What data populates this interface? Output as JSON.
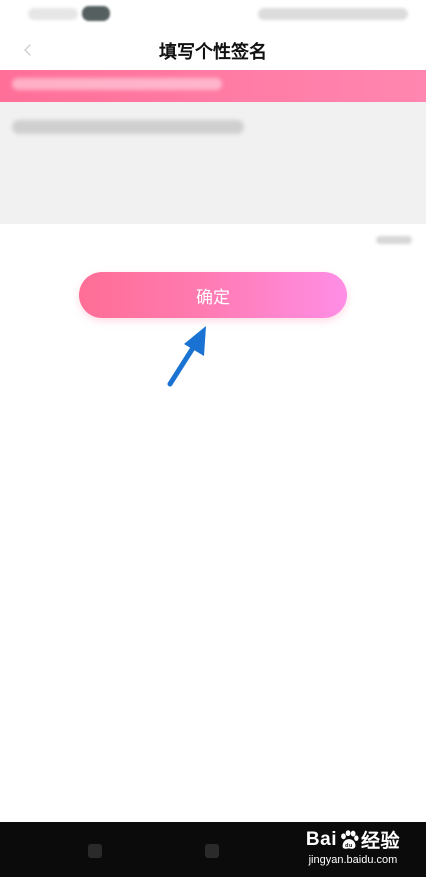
{
  "header": {
    "title": "填写个性签名"
  },
  "actions": {
    "confirm_label": "确定"
  },
  "watermark": {
    "brand_left": "Bai",
    "brand_right": "经验",
    "site": "jingyan.baidu.com"
  },
  "colors": {
    "accent_start": "#ff6e95",
    "accent_end": "#ff8ee6",
    "annotation_arrow": "#1a72d2",
    "nav_bar": "#0b0b0b"
  },
  "icons": {
    "back": "back-arrow-icon",
    "annotation": "blue-arrow-icon",
    "watermark": "baidu-paw-icon"
  }
}
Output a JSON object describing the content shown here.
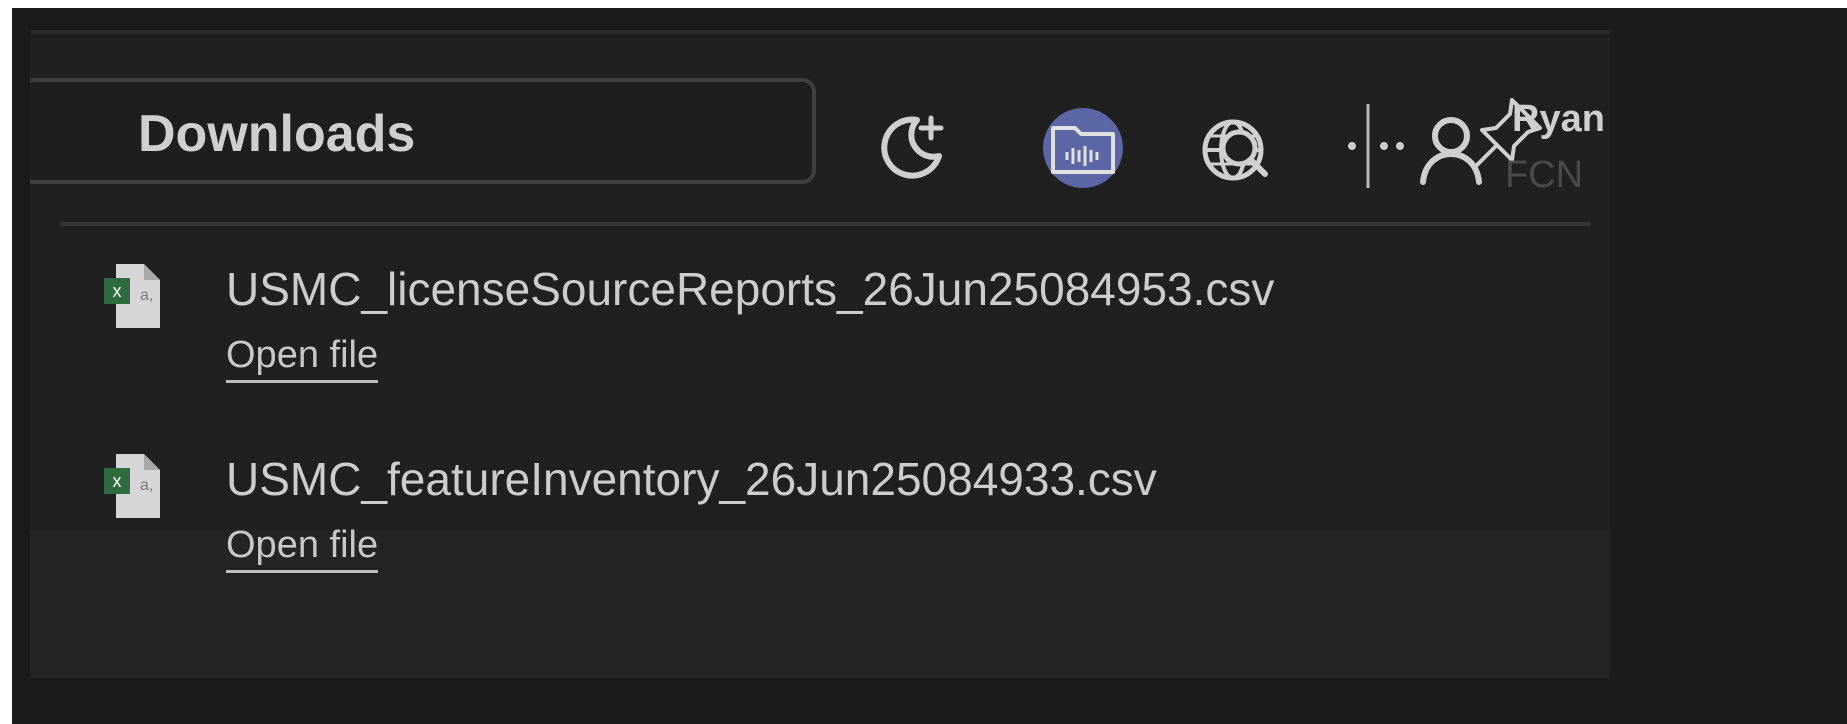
{
  "header": {
    "title": "Downloads"
  },
  "toolbar": {
    "icons": [
      "moon-sparkle-icon",
      "downloads-folder-icon",
      "globe-search-icon",
      "more-icon",
      "profile-icon",
      "pin-icon"
    ]
  },
  "user": {
    "name": "Ryan",
    "org": "FCN"
  },
  "downloads": [
    {
      "file_name": "USMC_licenseSourceReports_26Jun25084953.csv",
      "action": "Open file",
      "icon": "excel-csv-file-icon"
    },
    {
      "file_name": "USMC_featureInventory_26Jun25084933.csv",
      "action": "Open file",
      "icon": "excel-csv-file-icon"
    }
  ],
  "colors": {
    "background": "#1a1a1a",
    "panel": "#202020",
    "accent": "#5b66a6",
    "text": "#cdcdcd",
    "excel_green": "#2e6b3f"
  }
}
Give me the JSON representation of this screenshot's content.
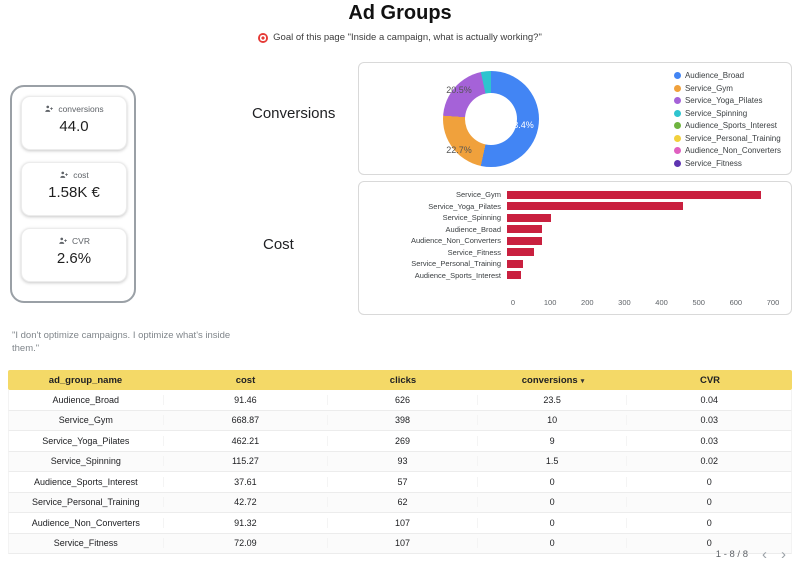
{
  "header": {
    "title": "Ad Groups",
    "goal_text": "Goal of this page \"Inside a campaign, what is actually working?\""
  },
  "kpis": [
    {
      "label": "conversions",
      "value": "44.0"
    },
    {
      "label": "cost",
      "value": "1.58K €"
    },
    {
      "label": "CVR",
      "value": "2.6%"
    }
  ],
  "sections": {
    "conversions_label": "Conversions",
    "cost_label": "Cost"
  },
  "quote": "\"I don't optimize campaigns. I optimize what's inside them.\"",
  "chart_data": [
    {
      "type": "pie",
      "variant": "donut",
      "title": "Conversions",
      "labels": [
        "Audience_Broad",
        "Service_Gym",
        "Service_Yoga_Pilates",
        "Service_Spinning",
        "Audience_Sports_Interest",
        "Service_Personal_Training",
        "Audience_Non_Converters",
        "Service_Fitness"
      ],
      "values": [
        23.5,
        10,
        9,
        1.5,
        0,
        0,
        0,
        0
      ],
      "percents": [
        53.4,
        22.7,
        20.5,
        3.4,
        0,
        0,
        0,
        0
      ],
      "slice_labels": [
        "53.4%",
        "22.7%",
        "20.5%"
      ],
      "colors": [
        "#4285f4",
        "#f0a13c",
        "#a562d8",
        "#2ec4cf",
        "#6fb43f",
        "#f2d03c",
        "#e060c0",
        "#5e35b1"
      ],
      "legend_position": "right"
    },
    {
      "type": "bar",
      "orientation": "horizontal",
      "title": "Cost",
      "categories": [
        "Service_Gym",
        "Service_Yoga_Pilates",
        "Service_Spinning",
        "Audience_Broad",
        "Audience_Non_Converters",
        "Service_Fitness",
        "Service_Personal_Training",
        "Audience_Sports_Interest"
      ],
      "values": [
        668.87,
        462.21,
        115.27,
        91.46,
        91.32,
        72.09,
        42.72,
        37.61
      ],
      "bar_color": "#c9203f",
      "xlim": [
        0,
        700
      ],
      "xticks": [
        0,
        100,
        200,
        300,
        400,
        500,
        600,
        700
      ]
    }
  ],
  "table": {
    "header_bg": "#f4d967",
    "sort_icon": "▾",
    "headers": [
      {
        "label": "ad_group_name",
        "sorted": false
      },
      {
        "label": "cost",
        "sorted": false
      },
      {
        "label": "clicks",
        "sorted": false
      },
      {
        "label": "conversions",
        "sorted": true
      },
      {
        "label": "CVR",
        "sorted": false
      }
    ],
    "rows": [
      [
        "Audience_Broad",
        "91.46",
        "626",
        "23.5",
        "0.04"
      ],
      [
        "Service_Gym",
        "668.87",
        "398",
        "10",
        "0.03"
      ],
      [
        "Service_Yoga_Pilates",
        "462.21",
        "269",
        "9",
        "0.03"
      ],
      [
        "Service_Spinning",
        "115.27",
        "93",
        "1.5",
        "0.02"
      ],
      [
        "Audience_Sports_Interest",
        "37.61",
        "57",
        "0",
        "0"
      ],
      [
        "Service_Personal_Training",
        "42.72",
        "62",
        "0",
        "0"
      ],
      [
        "Audience_Non_Converters",
        "91.32",
        "107",
        "0",
        "0"
      ],
      [
        "Service_Fitness",
        "72.09",
        "107",
        "0",
        "0"
      ]
    ]
  },
  "pagination": {
    "label": "1 - 8 / 8",
    "prev_icon": "‹",
    "next_icon": "›"
  }
}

What is needed => Reproduce the full material exactly, excluding the pictures.

Solution =>
What data populates this interface? Output as JSON.
{
  "header": {
    "title": "填写个性签名"
  },
  "actions": {
    "confirm_label": "确定"
  },
  "watermark": {
    "brand_left": "Bai",
    "brand_right": "经验",
    "site": "jingyan.baidu.com"
  },
  "colors": {
    "accent_start": "#ff6e95",
    "accent_end": "#ff8ee6",
    "annotation_arrow": "#1a72d2",
    "nav_bar": "#0b0b0b"
  },
  "icons": {
    "back": "back-arrow-icon",
    "annotation": "blue-arrow-icon",
    "watermark": "baidu-paw-icon"
  }
}
Output a JSON object describing the content shown here.
{
  "header": {
    "title": "Downloads"
  },
  "toolbar": {
    "icons": [
      "moon-sparkle-icon",
      "downloads-folder-icon",
      "globe-search-icon",
      "more-icon",
      "profile-icon",
      "pin-icon"
    ]
  },
  "user": {
    "name": "Ryan",
    "org": "FCN"
  },
  "downloads": [
    {
      "file_name": "USMC_licenseSourceReports_26Jun25084953.csv",
      "action": "Open file",
      "icon": "excel-csv-file-icon"
    },
    {
      "file_name": "USMC_featureInventory_26Jun25084933.csv",
      "action": "Open file",
      "icon": "excel-csv-file-icon"
    }
  ],
  "colors": {
    "background": "#1a1a1a",
    "panel": "#202020",
    "accent": "#5b66a6",
    "text": "#cdcdcd",
    "excel_green": "#2e6b3f"
  }
}
Give me the JSON representation of this screenshot's content.
{
  "header": {
    "title": "Ad Groups",
    "goal_text": "Goal of this page \"Inside a campaign, what is actually working?\""
  },
  "kpis": [
    {
      "label": "conversions",
      "value": "44.0"
    },
    {
      "label": "cost",
      "value": "1.58K €"
    },
    {
      "label": "CVR",
      "value": "2.6%"
    }
  ],
  "sections": {
    "conversions_label": "Conversions",
    "cost_label": "Cost"
  },
  "quote": "\"I don't optimize campaigns. I optimize what's inside them.\"",
  "chart_data": [
    {
      "type": "pie",
      "variant": "donut",
      "title": "Conversions",
      "labels": [
        "Audience_Broad",
        "Service_Gym",
        "Service_Yoga_Pilates",
        "Service_Spinning",
        "Audience_Sports_Interest",
        "Service_Personal_Training",
        "Audience_Non_Converters",
        "Service_Fitness"
      ],
      "values": [
        23.5,
        10,
        9,
        1.5,
        0,
        0,
        0,
        0
      ],
      "percents": [
        53.4,
        22.7,
        20.5,
        3.4,
        0,
        0,
        0,
        0
      ],
      "slice_labels": [
        "53.4%",
        "22.7%",
        "20.5%"
      ],
      "colors": [
        "#4285f4",
        "#f0a13c",
        "#a562d8",
        "#2ec4cf",
        "#6fb43f",
        "#f2d03c",
        "#e060c0",
        "#5e35b1"
      ],
      "legend_position": "right"
    },
    {
      "type": "bar",
      "orientation": "horizontal",
      "title": "Cost",
      "categories": [
        "Service_Gym",
        "Service_Yoga_Pilates",
        "Service_Spinning",
        "Audience_Broad",
        "Audience_Non_Converters",
        "Service_Fitness",
        "Service_Personal_Training",
        "Audience_Sports_Interest"
      ],
      "values": [
        668.87,
        462.21,
        115.27,
        91.46,
        91.32,
        72.09,
        42.72,
        37.61
      ],
      "bar_color": "#c9203f",
      "xlim": [
        0,
        700
      ],
      "xticks": [
        0,
        100,
        200,
        300,
        400,
        500,
        600,
        700
      ]
    }
  ],
  "table": {
    "header_bg": "#f4d967",
    "sort_icon": "▾",
    "headers": [
      {
        "label": "ad_group_name",
        "sorted": false
      },
      {
        "label": "cost",
        "sorted": false
      },
      {
        "label": "clicks",
        "sorted": false
      },
      {
        "label": "conversions",
        "sorted": true
      },
      {
        "label": "CVR",
        "sorted": false
      }
    ],
    "rows": [
      [
        "Audience_Broad",
        "91.46",
        "626",
        "23.5",
        "0.04"
      ],
      [
        "Service_Gym",
        "668.87",
        "398",
        "10",
        "0.03"
      ],
      [
        "Service_Yoga_Pilates",
        "462.21",
        "269",
        "9",
        "0.03"
      ],
      [
        "Service_Spinning",
        "115.27",
        "93",
        "1.5",
        "0.02"
      ],
      [
        "Audience_Sports_Interest",
        "37.61",
        "57",
        "0",
        "0"
      ],
      [
        "Service_Personal_Training",
        "42.72",
        "62",
        "0",
        "0"
      ],
      [
        "Audience_Non_Converters",
        "91.32",
        "107",
        "0",
        "0"
      ],
      [
        "Service_Fitness",
        "72.09",
        "107",
        "0",
        "0"
      ]
    ]
  },
  "pagination": {
    "label": "1 - 8 / 8",
    "prev_icon": "‹",
    "next_icon": "›"
  }
}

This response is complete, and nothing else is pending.